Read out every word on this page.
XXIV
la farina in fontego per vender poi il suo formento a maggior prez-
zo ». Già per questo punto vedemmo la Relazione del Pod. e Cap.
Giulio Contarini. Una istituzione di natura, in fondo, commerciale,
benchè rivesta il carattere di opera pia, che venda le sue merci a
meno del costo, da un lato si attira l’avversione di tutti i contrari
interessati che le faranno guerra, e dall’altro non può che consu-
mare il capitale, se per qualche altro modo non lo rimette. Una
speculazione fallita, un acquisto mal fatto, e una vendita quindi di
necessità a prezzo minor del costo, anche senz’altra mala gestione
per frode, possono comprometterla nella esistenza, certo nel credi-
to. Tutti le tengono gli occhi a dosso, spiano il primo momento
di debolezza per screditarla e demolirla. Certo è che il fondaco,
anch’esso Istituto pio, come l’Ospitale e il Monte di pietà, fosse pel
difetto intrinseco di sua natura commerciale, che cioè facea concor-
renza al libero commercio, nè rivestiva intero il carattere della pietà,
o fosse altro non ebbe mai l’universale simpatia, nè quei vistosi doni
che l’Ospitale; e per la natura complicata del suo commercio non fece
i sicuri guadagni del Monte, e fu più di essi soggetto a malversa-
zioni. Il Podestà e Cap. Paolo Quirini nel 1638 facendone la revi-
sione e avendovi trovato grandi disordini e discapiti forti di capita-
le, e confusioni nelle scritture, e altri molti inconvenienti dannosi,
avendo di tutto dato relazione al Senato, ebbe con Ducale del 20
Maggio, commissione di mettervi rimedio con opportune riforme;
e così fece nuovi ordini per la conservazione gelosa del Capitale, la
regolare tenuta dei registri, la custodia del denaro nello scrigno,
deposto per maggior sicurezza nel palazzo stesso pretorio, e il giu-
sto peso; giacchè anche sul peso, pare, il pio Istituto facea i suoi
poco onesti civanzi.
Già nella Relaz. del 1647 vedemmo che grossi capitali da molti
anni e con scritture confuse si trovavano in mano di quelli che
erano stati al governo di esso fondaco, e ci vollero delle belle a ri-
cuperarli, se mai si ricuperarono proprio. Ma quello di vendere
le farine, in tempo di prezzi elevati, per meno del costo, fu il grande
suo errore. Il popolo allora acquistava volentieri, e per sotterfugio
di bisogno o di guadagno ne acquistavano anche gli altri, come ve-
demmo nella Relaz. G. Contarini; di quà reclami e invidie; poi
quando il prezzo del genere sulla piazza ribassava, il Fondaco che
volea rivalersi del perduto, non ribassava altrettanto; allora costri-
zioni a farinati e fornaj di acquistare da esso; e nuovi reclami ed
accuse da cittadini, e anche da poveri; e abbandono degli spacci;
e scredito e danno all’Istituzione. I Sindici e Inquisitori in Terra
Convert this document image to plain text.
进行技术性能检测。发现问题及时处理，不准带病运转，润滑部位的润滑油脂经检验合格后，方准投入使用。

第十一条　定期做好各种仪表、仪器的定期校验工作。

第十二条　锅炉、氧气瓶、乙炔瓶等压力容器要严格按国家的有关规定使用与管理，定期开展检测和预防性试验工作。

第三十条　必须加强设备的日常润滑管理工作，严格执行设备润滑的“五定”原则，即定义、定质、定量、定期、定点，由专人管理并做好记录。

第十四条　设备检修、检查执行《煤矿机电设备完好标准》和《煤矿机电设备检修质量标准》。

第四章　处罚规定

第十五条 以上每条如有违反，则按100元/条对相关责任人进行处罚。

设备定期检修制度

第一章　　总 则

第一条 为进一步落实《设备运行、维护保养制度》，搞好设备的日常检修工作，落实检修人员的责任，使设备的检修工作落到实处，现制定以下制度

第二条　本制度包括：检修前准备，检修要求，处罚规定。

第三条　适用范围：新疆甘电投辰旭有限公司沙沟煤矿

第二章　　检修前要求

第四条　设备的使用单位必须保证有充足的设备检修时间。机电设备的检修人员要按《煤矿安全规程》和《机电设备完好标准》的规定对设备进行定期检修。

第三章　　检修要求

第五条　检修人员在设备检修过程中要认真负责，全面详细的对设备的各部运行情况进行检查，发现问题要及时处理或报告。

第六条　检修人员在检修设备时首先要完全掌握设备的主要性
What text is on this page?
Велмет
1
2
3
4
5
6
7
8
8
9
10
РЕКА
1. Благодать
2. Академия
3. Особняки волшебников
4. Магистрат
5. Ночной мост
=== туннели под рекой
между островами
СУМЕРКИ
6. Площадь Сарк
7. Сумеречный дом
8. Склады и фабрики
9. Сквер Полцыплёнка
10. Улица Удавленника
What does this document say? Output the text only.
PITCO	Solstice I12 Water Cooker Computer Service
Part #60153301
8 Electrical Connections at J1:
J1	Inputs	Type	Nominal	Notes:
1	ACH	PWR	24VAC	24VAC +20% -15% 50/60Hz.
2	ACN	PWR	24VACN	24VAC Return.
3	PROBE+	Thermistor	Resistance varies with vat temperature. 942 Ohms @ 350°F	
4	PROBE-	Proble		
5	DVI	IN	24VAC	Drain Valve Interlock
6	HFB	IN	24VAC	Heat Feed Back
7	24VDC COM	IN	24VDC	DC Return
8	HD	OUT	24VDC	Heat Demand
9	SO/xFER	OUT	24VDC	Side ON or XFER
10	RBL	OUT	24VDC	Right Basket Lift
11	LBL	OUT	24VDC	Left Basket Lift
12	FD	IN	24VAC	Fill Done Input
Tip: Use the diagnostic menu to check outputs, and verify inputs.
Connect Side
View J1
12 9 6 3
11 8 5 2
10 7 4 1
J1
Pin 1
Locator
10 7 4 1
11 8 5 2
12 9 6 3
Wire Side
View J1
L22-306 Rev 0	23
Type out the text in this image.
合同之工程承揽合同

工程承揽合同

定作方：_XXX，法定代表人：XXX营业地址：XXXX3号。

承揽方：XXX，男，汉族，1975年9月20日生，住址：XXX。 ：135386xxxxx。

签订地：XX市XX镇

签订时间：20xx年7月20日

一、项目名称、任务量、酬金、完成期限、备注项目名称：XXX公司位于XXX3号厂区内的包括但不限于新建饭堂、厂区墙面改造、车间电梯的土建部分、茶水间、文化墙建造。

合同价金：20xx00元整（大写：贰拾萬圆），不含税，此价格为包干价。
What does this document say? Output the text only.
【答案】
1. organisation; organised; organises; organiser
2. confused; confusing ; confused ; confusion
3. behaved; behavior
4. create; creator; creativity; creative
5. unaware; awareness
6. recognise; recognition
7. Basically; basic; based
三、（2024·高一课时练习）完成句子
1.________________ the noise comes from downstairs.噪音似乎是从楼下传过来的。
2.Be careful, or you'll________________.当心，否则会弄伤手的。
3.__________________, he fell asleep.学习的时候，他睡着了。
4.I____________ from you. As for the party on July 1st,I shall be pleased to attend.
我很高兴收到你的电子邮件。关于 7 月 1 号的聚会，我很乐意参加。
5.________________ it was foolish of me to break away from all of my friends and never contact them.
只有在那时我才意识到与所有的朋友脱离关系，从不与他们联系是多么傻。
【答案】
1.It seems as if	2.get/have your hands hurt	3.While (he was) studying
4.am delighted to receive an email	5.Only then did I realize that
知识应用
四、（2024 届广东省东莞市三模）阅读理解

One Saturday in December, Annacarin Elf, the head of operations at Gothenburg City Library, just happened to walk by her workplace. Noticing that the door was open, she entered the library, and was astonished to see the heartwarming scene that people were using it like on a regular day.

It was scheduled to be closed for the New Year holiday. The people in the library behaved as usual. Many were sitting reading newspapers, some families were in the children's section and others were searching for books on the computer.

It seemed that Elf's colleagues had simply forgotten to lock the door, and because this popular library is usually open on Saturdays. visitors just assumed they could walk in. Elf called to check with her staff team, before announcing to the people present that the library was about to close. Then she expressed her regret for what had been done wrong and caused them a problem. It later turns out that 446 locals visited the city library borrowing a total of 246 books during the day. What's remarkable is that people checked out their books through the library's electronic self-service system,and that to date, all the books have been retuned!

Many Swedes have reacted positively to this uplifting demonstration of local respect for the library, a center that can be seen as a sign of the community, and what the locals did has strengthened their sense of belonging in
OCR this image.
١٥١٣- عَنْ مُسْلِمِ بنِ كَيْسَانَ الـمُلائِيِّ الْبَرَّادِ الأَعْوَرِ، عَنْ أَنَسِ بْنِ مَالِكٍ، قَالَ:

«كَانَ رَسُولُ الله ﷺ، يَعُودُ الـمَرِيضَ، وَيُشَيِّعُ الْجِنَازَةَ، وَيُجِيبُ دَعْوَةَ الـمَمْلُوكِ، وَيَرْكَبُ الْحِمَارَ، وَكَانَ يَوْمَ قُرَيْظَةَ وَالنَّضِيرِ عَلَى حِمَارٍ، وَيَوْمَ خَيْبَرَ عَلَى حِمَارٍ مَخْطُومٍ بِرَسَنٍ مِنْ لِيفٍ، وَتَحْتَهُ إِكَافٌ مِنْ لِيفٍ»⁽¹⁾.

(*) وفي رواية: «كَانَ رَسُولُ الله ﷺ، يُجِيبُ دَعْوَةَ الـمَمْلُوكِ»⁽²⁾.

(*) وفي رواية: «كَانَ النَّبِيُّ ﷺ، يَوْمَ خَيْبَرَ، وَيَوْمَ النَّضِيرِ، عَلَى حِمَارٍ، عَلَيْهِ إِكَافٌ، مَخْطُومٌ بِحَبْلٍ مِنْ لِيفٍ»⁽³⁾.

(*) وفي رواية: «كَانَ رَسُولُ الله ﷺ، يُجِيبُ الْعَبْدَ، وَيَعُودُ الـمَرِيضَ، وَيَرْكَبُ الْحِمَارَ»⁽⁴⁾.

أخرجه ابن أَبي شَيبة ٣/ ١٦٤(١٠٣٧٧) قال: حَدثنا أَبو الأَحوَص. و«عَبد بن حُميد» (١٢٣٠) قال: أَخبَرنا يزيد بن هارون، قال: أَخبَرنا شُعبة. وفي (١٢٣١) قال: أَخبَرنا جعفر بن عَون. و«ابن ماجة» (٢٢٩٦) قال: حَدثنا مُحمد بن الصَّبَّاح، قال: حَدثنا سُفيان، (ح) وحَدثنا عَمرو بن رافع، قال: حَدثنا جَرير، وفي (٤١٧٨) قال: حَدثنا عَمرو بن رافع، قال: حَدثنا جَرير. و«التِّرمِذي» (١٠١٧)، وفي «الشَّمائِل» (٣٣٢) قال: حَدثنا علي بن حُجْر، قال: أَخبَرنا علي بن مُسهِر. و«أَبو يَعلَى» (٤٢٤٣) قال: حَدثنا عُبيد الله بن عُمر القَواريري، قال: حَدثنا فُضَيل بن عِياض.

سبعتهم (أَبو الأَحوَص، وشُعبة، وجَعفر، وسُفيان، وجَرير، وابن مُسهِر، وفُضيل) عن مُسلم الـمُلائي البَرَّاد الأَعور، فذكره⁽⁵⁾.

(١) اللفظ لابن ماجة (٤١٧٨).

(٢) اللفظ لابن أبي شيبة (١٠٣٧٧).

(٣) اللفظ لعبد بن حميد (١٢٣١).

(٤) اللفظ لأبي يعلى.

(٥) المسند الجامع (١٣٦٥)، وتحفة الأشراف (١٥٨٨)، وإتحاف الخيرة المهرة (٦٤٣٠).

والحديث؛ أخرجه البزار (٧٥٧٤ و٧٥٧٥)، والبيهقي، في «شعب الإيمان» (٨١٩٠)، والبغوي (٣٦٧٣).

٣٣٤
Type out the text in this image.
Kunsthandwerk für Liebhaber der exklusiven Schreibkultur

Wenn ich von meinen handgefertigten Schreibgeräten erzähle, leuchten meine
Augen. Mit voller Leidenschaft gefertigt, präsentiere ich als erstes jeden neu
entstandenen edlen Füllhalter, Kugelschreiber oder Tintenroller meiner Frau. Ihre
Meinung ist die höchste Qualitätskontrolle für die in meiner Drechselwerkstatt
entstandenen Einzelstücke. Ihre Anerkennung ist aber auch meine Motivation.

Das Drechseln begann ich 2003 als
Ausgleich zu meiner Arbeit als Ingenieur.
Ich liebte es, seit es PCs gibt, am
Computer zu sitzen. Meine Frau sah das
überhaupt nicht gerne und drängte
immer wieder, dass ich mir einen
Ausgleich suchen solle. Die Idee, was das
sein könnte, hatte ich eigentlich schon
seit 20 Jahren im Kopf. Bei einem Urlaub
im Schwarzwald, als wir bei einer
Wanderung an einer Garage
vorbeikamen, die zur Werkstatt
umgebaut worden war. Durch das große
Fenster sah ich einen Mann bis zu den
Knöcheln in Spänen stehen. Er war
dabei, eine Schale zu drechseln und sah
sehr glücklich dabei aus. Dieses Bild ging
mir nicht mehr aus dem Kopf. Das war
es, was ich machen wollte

= = = =

Problem details:
List the lines of the records where "altro" occurs.

Output of the exercise:
interessati che le faranno guerra, e dall’altro non può che consu-
mare il capitale, se per qualche altro modo non lo rimette. Una
o fosse altro non ebbe mai l’universale simpatia, nè quei vistosi doni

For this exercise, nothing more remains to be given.